▶ _Exercise_
Rewrite every row as a Markdown table with two columns, No. and Entry, giving each row its number and dropping any blank lines.

▶ _Data rows_
==============================
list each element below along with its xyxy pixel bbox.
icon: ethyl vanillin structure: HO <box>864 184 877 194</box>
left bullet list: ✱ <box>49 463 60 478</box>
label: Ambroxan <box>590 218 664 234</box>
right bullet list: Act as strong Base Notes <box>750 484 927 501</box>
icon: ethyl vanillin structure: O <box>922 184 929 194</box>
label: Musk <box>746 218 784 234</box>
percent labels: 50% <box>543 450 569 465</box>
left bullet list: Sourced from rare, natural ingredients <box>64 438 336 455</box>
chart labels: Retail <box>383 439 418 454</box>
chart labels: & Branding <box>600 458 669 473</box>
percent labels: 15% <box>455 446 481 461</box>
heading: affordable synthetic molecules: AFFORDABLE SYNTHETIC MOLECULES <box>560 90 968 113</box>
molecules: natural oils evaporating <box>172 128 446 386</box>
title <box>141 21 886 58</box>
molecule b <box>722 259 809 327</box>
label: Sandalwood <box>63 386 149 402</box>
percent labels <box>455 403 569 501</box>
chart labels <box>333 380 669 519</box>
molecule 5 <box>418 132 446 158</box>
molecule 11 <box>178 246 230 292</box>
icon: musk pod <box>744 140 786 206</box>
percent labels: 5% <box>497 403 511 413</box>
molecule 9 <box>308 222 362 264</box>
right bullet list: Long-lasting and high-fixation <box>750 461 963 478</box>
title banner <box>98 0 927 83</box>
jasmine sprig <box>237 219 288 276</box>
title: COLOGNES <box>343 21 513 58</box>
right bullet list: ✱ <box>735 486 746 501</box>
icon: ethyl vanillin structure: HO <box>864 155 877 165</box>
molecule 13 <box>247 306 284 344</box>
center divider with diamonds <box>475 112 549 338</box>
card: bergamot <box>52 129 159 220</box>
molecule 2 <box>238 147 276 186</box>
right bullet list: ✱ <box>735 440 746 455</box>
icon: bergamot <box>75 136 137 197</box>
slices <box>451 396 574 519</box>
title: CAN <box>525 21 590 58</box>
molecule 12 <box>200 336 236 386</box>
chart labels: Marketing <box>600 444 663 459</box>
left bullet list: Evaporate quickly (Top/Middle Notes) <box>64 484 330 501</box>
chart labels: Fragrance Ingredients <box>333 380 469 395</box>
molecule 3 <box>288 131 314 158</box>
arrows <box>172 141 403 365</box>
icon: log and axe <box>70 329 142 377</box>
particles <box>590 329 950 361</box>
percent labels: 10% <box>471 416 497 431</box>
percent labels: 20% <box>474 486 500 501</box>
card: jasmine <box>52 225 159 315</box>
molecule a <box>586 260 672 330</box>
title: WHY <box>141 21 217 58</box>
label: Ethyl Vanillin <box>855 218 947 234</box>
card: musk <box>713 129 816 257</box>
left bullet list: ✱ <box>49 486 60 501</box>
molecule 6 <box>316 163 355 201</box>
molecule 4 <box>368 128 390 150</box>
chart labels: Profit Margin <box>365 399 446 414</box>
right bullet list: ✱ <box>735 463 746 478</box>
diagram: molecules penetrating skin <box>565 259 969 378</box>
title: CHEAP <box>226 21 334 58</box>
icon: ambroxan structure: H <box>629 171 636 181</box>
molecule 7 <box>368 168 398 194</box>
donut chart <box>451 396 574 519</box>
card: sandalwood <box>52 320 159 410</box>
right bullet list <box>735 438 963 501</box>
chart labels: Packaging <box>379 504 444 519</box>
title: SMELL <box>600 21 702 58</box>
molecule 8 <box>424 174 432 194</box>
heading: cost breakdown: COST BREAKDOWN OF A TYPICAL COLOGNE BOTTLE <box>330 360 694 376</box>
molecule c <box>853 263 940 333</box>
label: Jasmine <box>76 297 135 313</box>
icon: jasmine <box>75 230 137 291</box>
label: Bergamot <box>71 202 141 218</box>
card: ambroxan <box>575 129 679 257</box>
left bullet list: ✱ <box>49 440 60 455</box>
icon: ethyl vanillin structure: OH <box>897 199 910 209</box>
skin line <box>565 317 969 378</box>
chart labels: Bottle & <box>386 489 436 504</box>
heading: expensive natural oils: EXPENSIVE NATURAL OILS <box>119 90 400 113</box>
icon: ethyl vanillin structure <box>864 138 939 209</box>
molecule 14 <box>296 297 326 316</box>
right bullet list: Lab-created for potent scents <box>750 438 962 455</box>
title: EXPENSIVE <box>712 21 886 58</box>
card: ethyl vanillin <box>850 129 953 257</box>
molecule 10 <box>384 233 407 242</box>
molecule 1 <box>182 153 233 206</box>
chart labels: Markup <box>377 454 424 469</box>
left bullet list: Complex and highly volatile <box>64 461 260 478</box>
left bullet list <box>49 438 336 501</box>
==============================
▶ _Written answer_
| No. | Entry |
|---|---|
| 1 | list each element below along with its xyxy pixel bbox. |
| 2 | icon: ethyl vanillin structure: HO <box>864 184 877 194</box> |
| 3 | left bullet list: ✱ <box>49 463 60 478</box> |
| 4 | label: Ambroxan <box>590 218 664 234</box> |
| 5 | right bullet list: Act as strong Base Notes <box>750 484 927 501</box> |
| 6 | icon: ethyl vanillin structure: O <box>922 184 929 194</box> |
| 7 | label: Musk <box>746 218 784 234</box> |
| 8 | percent labels: 50% <box>543 450 569 465</box> |
| 9 | left bullet list: Sourced from rare, natural ingredients <box>64 438 336 455</box> |
| 10 | chart labels: Retail <box>383 439 418 454</box> |
| 11 | chart labels: & Branding <box>600 458 669 473</box> |
| 12 | percent labels: 15% <box>455 446 481 461</box> |
| 13 | heading: affordable synthetic molecules: AFFORDABLE SYNTHETIC MOLECULES <box>560 90 968 113</box> |
| 14 | molecules: natural oils evaporating <box>172 128 446 386</box> |
| 15 | title <box>141 21 886 58</box> |
| 16 | molecule b <box>722 259 809 327</box> |
| 17 | label: Sandalwood <box>63 386 149 402</box> |
| 18 | percent labels <box>455 403 569 501</box> |
| 19 | chart labels <box>333 380 669 519</box> |
| 20 | molecule 5 <box>418 132 446 158</box> |
| 21 | molecule 11 <box>178 246 230 292</box> |
| 22 | icon: musk pod <box>744 140 786 206</box> |
| 23 | percent labels: 5% <box>497 403 511 413</box> |
| 24 | molecule 9 <box>308 222 362 264</box> |
| 25 | right bullet list: Long-lasting and high-fixation <box>750 461 963 478</box> |
| 26 | title banner <box>98 0 927 83</box> |
| 27 | jasmine sprig <box>237 219 288 276</box> |
| 28 | title: COLOGNES <box>343 21 513 58</box> |
| 29 | right bullet list: ✱ <box>735 486 746 501</box> |
| 30 | icon: ethyl vanillin structure: HO <box>864 155 877 165</box> |
| 31 | molecule 13 <box>247 306 284 344</box> |
| 32 | center divider with diamonds <box>475 112 549 338</box> |
| 33 | card: bergamot <box>52 129 159 220</box> |
| 34 | molecule 2 <box>238 147 276 186</box> |
| 35 | right bullet list: ✱ <box>735 440 746 455</box> |
| 36 | icon: bergamot <box>75 136 137 197</box> |
| 37 | slices <box>451 396 574 519</box> |
| 38 | title: CAN <box>525 21 590 58</box> |
| 39 | molecule 12 <box>200 336 236 386</box> |
| 40 | chart labels: Marketing <box>600 444 663 459</box> |
| 41 | left bullet list: Evaporate quickly (Top/Middle Notes) <box>64 484 330 501</box> |
| 42 | chart labels: Fragrance Ingredients <box>333 380 469 395</box> |
| 43 | molecule 3 <box>288 131 314 158</box> |
| 44 | arrows <box>172 141 403 365</box> |
| 45 | icon: log and axe <box>70 329 142 377</box> |
| 46 | particles <box>590 329 950 361</box> |
| 47 | percent labels: 10% <box>471 416 497 431</box> |
| 48 | percent labels: 20% <box>474 486 500 501</box> |
| 49 | card: jasmine <box>52 225 159 315</box> |
| 50 | molecule a <box>586 260 672 330</box> |
| 51 | title: WHY <box>141 21 217 58</box> |
| 52 | label: Ethyl Vanillin <box>855 218 947 234</box> |
| 53 | card: musk <box>713 129 816 257</box> |
| 54 | left bullet list: ✱ <box>49 486 60 501</box> |
| 55 | molecule 6 <box>316 163 355 201</box> |
| 56 | molecule 4 <box>368 128 390 150</box> |
| 57 | chart labels: Profit Margin <box>365 399 446 414</box> |
| 58 | right bullet list: ✱ <box>735 463 746 478</box> |
| 59 | diagram: molecules penetrating skin <box>565 259 969 378</box> |
| 60 | title: CHEAP <box>226 21 334 58</box> |
| 61 | icon: ambroxan structure: H <box>629 171 636 181</box> |
| 62 | molecule 7 <box>368 168 398 194</box> |
| 63 | donut chart <box>451 396 574 519</box> |
| 64 | card: sandalwood <box>52 320 159 410</box> |
| 65 | right bullet list <box>735 438 963 501</box> |
| 66 | chart labels: Packaging <box>379 504 444 519</box> |
| 67 | title: SMELL <box>600 21 702 58</box> |
| 68 | molecule 8 <box>424 174 432 194</box> |
| 69 | heading: cost breakdown: COST BREAKDOWN OF A TYPICAL COLOGNE BOTTLE <box>330 360 694 376</box> |
| 70 | molecule c <box>853 263 940 333</box> |
| 71 | label: Jasmine <box>76 297 135 313</box> |
| 72 | icon: jasmine <box>75 230 137 291</box> |
| 73 | label: Bergamot <box>71 202 141 218</box> |
| 74 | card: ambroxan <box>575 129 679 257</box> |
| 75 | left bullet list: ✱ <box>49 440 60 455</box> |
| 76 | icon: ethyl vanillin structure: OH <box>897 199 910 209</box> |
| 77 | skin line <box>565 317 969 378</box> |
| 78 | chart labels: Bottle & <box>386 489 436 504</box> |
| 79 | heading: expensive natural oils: EXPENSIVE NATURAL OILS <box>119 90 400 113</box> |
| 80 | icon: ethyl vanillin structure <box>864 138 939 209</box> |
| 81 | molecule 14 <box>296 297 326 316</box> |
| 82 | right bullet list: Lab-created for potent scents <box>750 438 962 455</box> |
| 83 | title: EXPENSIVE <box>712 21 886 58</box> |
| 84 | card: ethyl vanillin <box>850 129 953 257</box> |
| 85 | molecule 10 <box>384 233 407 242</box> |
| 86 | molecule 1 <box>182 153 233 206</box> |
| 87 | chart labels: Markup <box>377 454 424 469</box> |
| 88 | left bullet list: Complex and highly volatile <box>64 461 260 478</box> |
| 89 | left bullet list <box>49 438 336 501</box> |